#### EXCERPTED PASSAGE:

-- start --

Outlines
March 31, 1999
kudos: a column of books, living history, and gallimaufry
by Marie J. Kuda
Queer for opera!
In the United States we queers have had an especial fascination with opera since the pre electronic days when it (along with theatre) was entertainment for the masses. Opera today is so astronomically priced that only the DINKS among us can afford mainstream productions. Fascination now borders on fanaticism, and has mushroomed into the cult worship of dramatic singers from Callas to Norman to Malfitano. But it was ever thus.
Offstage connections
Pulitzer Prize winning novelist Willa Cather took the train from her home in Red Cloud, Nebraska more than 100 years ago, to spend a week in Chicago going to the opera every night. (Crosby´s Opera House was the destination then, the Civic, now home of the Lyric Opera, would not be built until well after Crosby´s burned down.) An occasional performance was held at Louis Sullivan´s architectural triumph, the Auditorium Theatre, in fact, the Chicago Opera Company was born there in the 1920s with legendary Mary Garden singing the lead in Ricard Strauss´ Salome with libretto adapted from Oscar Wilde´s work. It was on one of Cather´s visits to Chicago´s nascent Art Institute that she would see the romantic painting of a young woman, face upraised, in the fields at dawn, listening to "The Song of the Lark." She took that title for her novel about farm girl turned diva, Thea Kronberg. Wagnerian mezzo Olive Fremsted, a popular Seiglinde of her day whom Cather intensely admired, was the inspiration for the heroine. Wagner figured in two of Cather´s short stories as well: "A Wagner Matinee," and "Paul´s Case" in which a young gay employee embezzles from his mundane Midwest job to finance a spree in New York, and after a round of opera, symphonies and disillusionment, commits suicide.

-- end --

#### GIVEN INFORMATION:

-- start --

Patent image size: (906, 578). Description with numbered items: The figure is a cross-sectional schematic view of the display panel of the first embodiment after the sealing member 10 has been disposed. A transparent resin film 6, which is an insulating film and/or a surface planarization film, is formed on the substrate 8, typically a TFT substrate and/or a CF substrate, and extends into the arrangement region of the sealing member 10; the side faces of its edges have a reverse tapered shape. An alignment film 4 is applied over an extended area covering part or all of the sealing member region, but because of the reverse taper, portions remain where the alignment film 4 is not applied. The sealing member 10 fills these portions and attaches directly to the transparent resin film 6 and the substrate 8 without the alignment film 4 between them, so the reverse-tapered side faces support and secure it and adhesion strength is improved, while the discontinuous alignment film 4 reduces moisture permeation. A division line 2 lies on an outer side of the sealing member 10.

-- end --

#### TASKS TO COMPLETE:
A – Answer these questions about the opera column:
(i) Which dramatic singer is named last in the list that begins with Callas?
(ii) From what town did Willa Cather take the train to Chicago?
(iii) Which singer inspired the heroine of Cather's novel about a farm girl turned diva?
B – Carry on the opera column from the point where it stops.
The data plays no part in this work.

#### RESULTS BY TASK:
A –
(i) Malfitano
(ii) Red Cloud, Nebraska
(iii) Olive Fremsted

B –
Ernestine Schumann Heink (1861 1936) is still the standard by whom all contraltos are judged. Her reputation was built around Wagnerian heroinesErda, Frica and Waltrute in the Ring cycle. The Austrian singer also created the role of Clymenestra in Strauss´ Elektra, sang more than 150 roles and was a popular concert performer. Shortly after she became a U.S. citizen, she was interviewed in 1916 by a young stringer for the Milwaukee Sentinel named Lorena Hickok, a new and ardent opera fan. Impressed and grateful, Schumann Heink gave the young woman a ring from her fingera sapphire surrounded by diamond chips. Hickok would go on to become one of the top reporters for the Associated Press and wore the singer´s ring until the day in early 1933 when she gave it to the woman she loved, Eleanor Roosevelt. It was this ring the First Lady referred to when she wrote in one of the 3,500 letters between them that survive: "Hick darling ... I ache to hold you close. Your ring is a great comfort. I look at it & think she does love me ... ." Come full circle, Hick and Eleanor are now subjects of Marie Coleman´s opera The First Lady´s Lady.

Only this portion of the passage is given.